__Records to process__:
········

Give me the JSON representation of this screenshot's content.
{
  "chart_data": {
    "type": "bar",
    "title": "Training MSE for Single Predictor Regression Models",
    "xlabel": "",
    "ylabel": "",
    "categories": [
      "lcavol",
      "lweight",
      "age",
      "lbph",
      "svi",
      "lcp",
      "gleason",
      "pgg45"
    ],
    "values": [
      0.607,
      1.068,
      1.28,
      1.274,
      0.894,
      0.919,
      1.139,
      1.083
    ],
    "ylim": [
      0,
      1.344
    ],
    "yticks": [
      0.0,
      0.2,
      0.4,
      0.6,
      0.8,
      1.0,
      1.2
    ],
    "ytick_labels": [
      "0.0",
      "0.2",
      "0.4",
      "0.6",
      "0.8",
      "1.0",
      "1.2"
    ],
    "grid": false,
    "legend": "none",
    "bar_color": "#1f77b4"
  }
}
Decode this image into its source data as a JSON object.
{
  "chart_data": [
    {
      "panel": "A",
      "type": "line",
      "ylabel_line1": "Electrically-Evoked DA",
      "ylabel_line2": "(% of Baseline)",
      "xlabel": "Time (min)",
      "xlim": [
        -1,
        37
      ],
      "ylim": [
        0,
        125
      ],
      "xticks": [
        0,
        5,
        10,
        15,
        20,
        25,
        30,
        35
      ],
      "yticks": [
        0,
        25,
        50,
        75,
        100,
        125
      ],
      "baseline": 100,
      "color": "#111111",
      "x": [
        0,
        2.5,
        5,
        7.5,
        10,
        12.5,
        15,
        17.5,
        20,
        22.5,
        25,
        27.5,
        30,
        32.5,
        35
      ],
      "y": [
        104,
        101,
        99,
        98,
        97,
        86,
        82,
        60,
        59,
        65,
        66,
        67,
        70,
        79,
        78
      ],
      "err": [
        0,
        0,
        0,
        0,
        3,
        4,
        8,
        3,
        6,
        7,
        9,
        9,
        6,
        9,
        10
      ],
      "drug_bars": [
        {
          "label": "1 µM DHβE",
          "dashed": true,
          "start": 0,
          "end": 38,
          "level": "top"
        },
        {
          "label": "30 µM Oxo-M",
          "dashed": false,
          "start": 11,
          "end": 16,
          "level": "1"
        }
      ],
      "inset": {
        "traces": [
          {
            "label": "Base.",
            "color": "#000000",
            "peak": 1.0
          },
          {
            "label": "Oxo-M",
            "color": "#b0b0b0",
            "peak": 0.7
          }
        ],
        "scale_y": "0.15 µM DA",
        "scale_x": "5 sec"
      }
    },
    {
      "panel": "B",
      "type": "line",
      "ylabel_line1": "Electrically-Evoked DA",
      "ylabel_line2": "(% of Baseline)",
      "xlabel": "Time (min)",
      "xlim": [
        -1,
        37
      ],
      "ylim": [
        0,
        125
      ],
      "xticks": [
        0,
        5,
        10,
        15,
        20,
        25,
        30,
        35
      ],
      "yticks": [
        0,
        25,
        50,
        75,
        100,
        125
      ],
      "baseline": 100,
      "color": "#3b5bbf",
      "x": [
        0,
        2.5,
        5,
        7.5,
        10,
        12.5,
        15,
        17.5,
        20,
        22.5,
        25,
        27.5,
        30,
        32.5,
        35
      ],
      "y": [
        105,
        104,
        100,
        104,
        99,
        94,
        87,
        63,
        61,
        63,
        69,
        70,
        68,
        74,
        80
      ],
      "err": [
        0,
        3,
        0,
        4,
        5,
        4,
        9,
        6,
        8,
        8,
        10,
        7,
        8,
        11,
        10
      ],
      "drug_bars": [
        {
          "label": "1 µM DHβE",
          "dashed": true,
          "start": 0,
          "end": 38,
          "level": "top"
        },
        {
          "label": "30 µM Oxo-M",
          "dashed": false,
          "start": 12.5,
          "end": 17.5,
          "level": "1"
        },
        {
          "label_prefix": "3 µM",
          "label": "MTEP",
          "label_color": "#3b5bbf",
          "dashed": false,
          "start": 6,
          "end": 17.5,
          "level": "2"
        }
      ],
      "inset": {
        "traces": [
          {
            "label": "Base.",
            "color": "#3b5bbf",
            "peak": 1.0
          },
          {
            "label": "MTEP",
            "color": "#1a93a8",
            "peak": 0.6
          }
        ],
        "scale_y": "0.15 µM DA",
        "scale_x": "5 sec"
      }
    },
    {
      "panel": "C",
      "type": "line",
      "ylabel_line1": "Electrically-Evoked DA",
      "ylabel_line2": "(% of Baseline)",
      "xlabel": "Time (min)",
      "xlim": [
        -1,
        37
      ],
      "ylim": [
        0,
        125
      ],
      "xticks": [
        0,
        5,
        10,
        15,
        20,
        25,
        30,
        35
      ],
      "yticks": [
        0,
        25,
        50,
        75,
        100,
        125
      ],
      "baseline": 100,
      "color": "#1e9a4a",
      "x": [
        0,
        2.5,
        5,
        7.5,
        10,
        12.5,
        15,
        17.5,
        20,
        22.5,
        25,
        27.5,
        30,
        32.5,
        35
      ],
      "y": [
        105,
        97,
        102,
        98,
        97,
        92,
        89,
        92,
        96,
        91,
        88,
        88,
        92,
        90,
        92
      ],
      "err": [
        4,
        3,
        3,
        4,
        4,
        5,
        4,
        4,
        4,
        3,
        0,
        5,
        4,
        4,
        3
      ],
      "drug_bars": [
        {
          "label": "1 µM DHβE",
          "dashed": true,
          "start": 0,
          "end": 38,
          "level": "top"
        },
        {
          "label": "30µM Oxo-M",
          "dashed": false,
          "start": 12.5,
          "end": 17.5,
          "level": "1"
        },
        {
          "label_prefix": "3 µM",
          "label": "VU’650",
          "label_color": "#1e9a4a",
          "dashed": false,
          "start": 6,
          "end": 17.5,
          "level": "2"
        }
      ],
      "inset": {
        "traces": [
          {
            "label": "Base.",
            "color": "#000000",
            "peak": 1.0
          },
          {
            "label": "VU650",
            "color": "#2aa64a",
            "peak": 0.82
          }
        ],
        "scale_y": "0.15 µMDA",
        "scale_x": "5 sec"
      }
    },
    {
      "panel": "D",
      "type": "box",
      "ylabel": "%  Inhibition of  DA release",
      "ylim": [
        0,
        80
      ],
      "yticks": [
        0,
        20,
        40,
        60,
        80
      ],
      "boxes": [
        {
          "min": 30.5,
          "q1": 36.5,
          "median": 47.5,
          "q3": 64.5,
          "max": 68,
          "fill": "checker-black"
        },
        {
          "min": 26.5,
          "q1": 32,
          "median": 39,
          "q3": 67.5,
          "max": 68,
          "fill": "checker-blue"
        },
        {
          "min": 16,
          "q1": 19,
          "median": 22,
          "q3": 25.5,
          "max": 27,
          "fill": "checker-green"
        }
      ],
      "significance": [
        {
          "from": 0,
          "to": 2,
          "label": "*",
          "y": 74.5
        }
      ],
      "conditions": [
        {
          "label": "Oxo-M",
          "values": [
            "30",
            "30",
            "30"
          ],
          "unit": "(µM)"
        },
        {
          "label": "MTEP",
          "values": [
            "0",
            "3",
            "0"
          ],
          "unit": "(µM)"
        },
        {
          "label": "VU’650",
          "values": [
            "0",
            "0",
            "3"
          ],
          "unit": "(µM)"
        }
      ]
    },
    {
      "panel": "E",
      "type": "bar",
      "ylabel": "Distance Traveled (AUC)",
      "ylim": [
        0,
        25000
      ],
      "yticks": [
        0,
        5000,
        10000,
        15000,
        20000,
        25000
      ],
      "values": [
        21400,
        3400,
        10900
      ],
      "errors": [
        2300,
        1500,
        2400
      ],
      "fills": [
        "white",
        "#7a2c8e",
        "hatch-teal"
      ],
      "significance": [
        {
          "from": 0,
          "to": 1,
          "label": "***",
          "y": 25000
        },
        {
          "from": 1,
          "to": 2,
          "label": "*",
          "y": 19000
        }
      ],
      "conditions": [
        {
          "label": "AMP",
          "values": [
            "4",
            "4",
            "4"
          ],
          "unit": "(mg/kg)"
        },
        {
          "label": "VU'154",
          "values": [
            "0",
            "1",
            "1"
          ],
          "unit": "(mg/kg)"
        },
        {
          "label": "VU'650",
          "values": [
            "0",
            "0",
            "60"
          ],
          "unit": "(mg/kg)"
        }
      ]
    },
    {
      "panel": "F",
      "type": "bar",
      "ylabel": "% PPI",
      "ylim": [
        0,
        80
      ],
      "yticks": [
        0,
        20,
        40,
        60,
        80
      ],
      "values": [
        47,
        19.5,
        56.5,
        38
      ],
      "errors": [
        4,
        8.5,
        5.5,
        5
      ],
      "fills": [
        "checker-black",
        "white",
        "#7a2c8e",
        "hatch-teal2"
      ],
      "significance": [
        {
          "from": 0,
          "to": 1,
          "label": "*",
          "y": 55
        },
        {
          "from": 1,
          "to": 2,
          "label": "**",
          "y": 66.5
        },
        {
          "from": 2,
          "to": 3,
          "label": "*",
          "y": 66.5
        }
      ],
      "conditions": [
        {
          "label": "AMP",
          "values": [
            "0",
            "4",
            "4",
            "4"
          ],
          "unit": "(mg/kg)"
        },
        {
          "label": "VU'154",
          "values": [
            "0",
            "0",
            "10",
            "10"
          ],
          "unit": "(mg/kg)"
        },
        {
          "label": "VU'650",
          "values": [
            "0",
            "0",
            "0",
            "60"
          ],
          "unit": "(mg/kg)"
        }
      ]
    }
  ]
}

········

__Work required__:
From the listing above, return each line with the word "this".

__Reply__:
Give me the JSON representation of this screenshot's content.
Decode this image into its source data as a JSON object.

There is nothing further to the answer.